▶ [TASK TO COMPLETE]:
Select every line in the data that contains the string "axis".

▶ [STORED ROWS]:
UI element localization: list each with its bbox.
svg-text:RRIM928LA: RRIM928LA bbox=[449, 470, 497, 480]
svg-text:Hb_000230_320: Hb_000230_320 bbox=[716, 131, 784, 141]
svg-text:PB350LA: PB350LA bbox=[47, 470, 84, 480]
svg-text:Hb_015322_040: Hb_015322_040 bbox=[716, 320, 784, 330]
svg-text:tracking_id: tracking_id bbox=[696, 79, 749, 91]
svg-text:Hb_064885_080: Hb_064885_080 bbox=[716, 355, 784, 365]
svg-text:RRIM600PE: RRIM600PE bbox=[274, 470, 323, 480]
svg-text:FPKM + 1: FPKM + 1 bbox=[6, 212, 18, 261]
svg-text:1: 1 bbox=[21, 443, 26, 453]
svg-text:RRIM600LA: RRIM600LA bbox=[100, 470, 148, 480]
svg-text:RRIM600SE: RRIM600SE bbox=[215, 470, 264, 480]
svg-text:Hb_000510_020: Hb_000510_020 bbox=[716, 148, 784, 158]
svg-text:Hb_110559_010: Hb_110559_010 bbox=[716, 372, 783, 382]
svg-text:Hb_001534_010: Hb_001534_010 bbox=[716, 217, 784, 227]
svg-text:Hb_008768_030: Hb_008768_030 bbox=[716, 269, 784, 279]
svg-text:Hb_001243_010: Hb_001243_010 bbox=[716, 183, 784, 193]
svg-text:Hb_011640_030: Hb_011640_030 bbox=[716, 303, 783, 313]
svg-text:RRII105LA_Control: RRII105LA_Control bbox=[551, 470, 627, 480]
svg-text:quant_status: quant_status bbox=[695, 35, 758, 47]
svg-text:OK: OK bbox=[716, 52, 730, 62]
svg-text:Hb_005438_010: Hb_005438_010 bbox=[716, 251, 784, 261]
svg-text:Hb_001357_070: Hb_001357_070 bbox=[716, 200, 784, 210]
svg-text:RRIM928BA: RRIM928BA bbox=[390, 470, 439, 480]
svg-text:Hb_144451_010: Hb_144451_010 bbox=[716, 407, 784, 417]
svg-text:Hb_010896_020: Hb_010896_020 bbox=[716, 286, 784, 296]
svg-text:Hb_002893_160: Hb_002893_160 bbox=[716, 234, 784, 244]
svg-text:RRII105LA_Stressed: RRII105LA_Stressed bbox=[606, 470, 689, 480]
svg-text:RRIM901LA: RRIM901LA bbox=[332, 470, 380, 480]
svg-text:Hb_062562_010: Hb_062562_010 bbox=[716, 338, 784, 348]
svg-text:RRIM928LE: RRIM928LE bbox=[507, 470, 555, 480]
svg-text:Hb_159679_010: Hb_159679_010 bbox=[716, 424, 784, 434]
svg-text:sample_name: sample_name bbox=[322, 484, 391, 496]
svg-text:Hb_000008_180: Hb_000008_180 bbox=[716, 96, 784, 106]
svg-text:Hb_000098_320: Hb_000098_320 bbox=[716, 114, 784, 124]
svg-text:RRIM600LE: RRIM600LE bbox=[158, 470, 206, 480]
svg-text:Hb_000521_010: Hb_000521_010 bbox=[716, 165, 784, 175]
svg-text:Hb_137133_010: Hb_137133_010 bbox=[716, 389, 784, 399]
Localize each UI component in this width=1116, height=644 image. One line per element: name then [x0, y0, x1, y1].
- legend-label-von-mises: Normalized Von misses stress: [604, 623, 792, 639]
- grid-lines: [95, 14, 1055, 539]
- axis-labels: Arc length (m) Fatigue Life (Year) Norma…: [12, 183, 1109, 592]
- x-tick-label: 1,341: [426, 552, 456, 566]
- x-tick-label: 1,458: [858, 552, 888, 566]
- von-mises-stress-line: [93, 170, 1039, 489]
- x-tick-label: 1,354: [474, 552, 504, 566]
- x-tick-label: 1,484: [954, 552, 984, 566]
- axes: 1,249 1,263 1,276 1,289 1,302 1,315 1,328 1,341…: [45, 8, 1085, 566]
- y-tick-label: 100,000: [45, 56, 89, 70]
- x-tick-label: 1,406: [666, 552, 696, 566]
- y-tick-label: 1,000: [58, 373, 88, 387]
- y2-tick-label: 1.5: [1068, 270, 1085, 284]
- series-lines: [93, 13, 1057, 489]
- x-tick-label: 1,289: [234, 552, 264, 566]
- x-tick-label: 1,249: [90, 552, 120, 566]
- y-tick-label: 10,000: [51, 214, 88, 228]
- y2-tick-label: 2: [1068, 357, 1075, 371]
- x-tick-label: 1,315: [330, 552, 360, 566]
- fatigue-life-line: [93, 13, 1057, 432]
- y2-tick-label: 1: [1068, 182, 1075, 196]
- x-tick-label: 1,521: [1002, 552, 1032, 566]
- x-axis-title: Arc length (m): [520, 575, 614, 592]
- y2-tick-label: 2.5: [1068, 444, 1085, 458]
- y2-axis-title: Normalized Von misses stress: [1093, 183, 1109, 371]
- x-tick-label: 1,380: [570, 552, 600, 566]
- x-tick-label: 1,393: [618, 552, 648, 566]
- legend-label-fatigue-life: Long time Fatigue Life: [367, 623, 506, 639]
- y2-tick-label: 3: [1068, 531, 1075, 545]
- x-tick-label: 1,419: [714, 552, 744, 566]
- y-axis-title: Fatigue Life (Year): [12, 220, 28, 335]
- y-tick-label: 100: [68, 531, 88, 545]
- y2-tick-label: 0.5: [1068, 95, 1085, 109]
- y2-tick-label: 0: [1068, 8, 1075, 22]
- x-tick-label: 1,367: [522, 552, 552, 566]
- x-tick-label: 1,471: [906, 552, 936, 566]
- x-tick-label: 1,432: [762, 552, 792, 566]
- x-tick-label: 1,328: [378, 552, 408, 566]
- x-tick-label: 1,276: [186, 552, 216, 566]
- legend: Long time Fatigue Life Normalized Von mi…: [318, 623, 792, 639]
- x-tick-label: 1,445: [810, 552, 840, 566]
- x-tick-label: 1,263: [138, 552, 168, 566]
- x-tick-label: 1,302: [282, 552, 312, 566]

▶ [CORRECT RESULT]:
- axis-labels: Arc length (m) Fatigue Life (Year) Norma…: [12, 183, 1109, 592]
- x-axis-title: Arc length (m): [520, 575, 614, 592]
- y2-axis-title: Normalized Von misses stress: [1093, 183, 1109, 371]
- y-axis-title: Fatigue Life (Year): [12, 220, 28, 335]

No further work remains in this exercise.